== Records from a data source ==
____

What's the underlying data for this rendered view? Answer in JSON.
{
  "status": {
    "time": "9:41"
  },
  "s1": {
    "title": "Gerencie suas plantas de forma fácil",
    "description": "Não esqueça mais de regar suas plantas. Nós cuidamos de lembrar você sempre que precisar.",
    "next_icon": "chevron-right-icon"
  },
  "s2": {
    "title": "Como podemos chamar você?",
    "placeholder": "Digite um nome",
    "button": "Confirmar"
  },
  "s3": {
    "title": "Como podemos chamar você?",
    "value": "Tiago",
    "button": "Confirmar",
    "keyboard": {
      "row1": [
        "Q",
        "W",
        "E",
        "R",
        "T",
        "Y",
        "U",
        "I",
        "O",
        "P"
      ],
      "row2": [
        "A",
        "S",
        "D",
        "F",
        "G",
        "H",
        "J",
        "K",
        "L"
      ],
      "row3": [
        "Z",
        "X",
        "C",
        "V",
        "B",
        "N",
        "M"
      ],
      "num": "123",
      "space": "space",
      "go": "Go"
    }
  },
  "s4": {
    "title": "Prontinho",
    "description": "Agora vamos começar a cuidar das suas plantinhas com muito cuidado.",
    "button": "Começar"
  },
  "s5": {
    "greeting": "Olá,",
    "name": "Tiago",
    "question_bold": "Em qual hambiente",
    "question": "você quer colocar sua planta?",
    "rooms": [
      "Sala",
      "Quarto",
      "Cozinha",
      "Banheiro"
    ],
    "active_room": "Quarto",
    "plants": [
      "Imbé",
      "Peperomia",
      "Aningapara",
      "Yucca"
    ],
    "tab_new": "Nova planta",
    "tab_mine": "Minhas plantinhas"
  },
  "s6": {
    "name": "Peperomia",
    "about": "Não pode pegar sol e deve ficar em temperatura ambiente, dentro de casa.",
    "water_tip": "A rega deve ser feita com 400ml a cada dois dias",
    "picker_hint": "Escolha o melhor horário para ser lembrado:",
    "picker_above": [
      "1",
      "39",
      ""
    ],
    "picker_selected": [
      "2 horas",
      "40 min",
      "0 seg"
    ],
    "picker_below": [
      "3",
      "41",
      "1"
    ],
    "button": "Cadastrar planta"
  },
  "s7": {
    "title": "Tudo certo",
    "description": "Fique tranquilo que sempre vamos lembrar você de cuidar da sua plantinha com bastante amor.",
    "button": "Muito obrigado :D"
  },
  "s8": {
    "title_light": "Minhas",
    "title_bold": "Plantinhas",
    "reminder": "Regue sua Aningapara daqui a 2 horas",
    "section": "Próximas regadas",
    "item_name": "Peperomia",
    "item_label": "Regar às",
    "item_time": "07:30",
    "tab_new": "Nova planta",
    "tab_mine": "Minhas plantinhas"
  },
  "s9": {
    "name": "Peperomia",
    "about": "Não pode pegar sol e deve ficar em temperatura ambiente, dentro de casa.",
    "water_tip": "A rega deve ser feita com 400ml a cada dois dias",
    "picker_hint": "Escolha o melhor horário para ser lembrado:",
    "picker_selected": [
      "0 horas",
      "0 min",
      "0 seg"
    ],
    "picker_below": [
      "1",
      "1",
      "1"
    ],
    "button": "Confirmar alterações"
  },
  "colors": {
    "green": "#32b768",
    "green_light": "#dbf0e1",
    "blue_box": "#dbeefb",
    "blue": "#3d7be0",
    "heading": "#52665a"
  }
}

____

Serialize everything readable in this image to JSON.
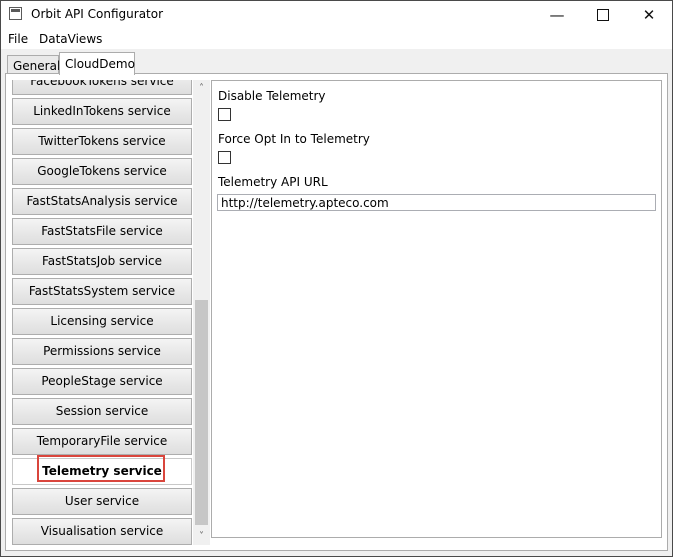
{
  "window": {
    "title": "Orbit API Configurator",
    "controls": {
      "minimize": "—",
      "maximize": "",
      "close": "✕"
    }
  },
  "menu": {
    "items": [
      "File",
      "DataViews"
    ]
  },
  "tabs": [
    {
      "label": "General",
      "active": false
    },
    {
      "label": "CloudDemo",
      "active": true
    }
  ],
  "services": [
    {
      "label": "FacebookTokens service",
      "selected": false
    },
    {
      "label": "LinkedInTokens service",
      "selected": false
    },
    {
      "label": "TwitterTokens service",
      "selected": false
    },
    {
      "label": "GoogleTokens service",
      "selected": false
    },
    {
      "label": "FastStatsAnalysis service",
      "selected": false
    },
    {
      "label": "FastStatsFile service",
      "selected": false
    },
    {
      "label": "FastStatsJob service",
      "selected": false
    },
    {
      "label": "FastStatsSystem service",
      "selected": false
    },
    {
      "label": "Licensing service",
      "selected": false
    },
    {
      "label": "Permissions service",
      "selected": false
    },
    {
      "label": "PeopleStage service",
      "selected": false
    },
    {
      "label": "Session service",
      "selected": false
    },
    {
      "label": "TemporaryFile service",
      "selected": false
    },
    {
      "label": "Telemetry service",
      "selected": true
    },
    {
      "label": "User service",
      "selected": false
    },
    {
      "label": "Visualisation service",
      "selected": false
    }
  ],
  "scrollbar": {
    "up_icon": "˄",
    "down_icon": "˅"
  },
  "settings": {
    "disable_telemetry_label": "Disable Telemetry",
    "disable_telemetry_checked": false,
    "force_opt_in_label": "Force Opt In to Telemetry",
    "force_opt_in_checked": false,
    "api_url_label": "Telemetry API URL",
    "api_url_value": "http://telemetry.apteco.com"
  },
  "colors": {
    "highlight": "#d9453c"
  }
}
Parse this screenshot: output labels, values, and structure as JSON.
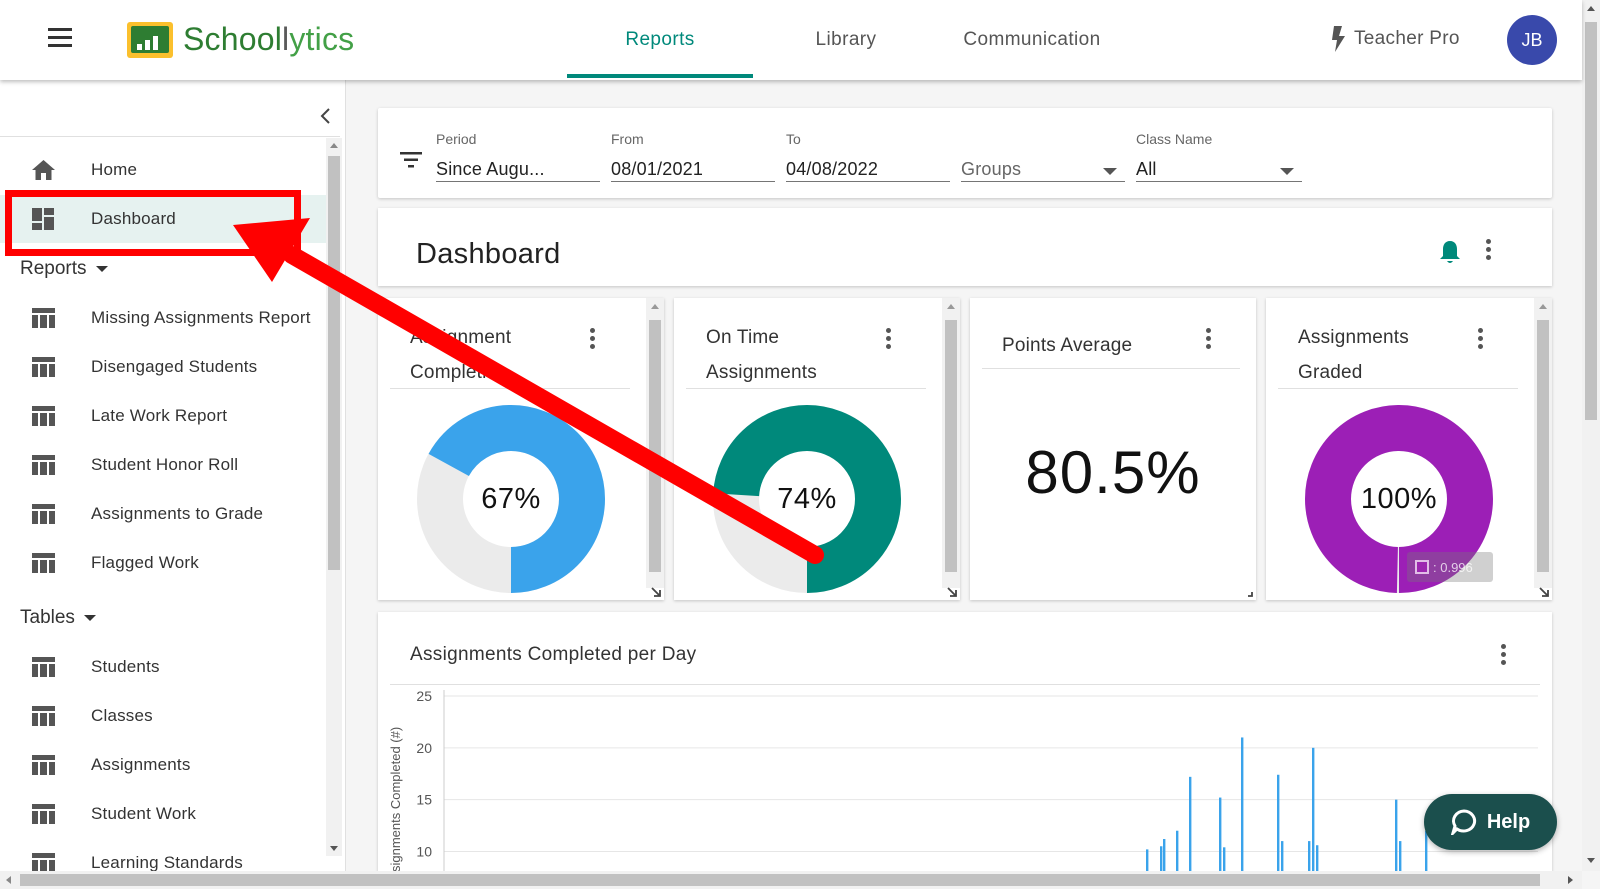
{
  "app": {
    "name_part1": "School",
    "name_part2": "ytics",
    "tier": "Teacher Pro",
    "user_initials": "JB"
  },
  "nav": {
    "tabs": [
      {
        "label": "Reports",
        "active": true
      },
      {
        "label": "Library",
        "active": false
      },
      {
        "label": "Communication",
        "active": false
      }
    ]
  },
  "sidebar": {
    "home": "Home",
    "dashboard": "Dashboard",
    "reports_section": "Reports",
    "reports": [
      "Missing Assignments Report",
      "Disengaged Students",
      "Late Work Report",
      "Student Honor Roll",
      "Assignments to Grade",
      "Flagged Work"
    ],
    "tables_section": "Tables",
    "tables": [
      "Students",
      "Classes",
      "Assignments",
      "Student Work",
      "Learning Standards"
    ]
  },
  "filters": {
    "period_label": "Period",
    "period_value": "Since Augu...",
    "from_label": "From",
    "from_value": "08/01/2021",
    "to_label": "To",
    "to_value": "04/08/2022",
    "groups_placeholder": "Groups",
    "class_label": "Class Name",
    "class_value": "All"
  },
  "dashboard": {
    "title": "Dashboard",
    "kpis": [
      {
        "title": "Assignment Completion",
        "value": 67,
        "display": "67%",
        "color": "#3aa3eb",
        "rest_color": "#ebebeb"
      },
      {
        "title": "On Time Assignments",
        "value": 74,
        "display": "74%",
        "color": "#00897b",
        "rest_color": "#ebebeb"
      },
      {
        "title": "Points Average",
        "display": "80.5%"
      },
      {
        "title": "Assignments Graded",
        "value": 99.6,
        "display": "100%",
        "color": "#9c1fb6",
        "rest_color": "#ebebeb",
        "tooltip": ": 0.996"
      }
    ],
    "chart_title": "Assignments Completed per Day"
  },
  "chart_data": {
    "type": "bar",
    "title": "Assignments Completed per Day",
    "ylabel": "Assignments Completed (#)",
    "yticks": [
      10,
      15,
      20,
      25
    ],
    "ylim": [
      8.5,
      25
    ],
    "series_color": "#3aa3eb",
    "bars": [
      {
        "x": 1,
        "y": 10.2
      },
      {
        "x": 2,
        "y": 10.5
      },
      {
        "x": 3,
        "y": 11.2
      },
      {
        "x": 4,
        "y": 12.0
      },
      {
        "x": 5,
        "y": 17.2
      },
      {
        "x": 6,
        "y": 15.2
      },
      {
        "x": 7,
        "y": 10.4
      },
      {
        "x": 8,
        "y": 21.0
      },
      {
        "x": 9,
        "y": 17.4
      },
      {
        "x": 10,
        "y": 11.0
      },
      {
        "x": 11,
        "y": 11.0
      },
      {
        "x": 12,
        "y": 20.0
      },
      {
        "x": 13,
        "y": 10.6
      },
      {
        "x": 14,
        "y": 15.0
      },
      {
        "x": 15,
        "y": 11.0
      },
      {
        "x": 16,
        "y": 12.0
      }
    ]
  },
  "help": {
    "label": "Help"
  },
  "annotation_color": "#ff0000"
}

____

Copy each line containing the word "lembrar" from the data.

== Exercise solution ==
    "description": "Não esqueça mais de regar suas plantas. Nós cuidamos de lembrar você sempre que precisar.",
    "description": "Fique tranquilo que sempre vamos lembrar você de cuidar da sua plantinha com bastante amor.",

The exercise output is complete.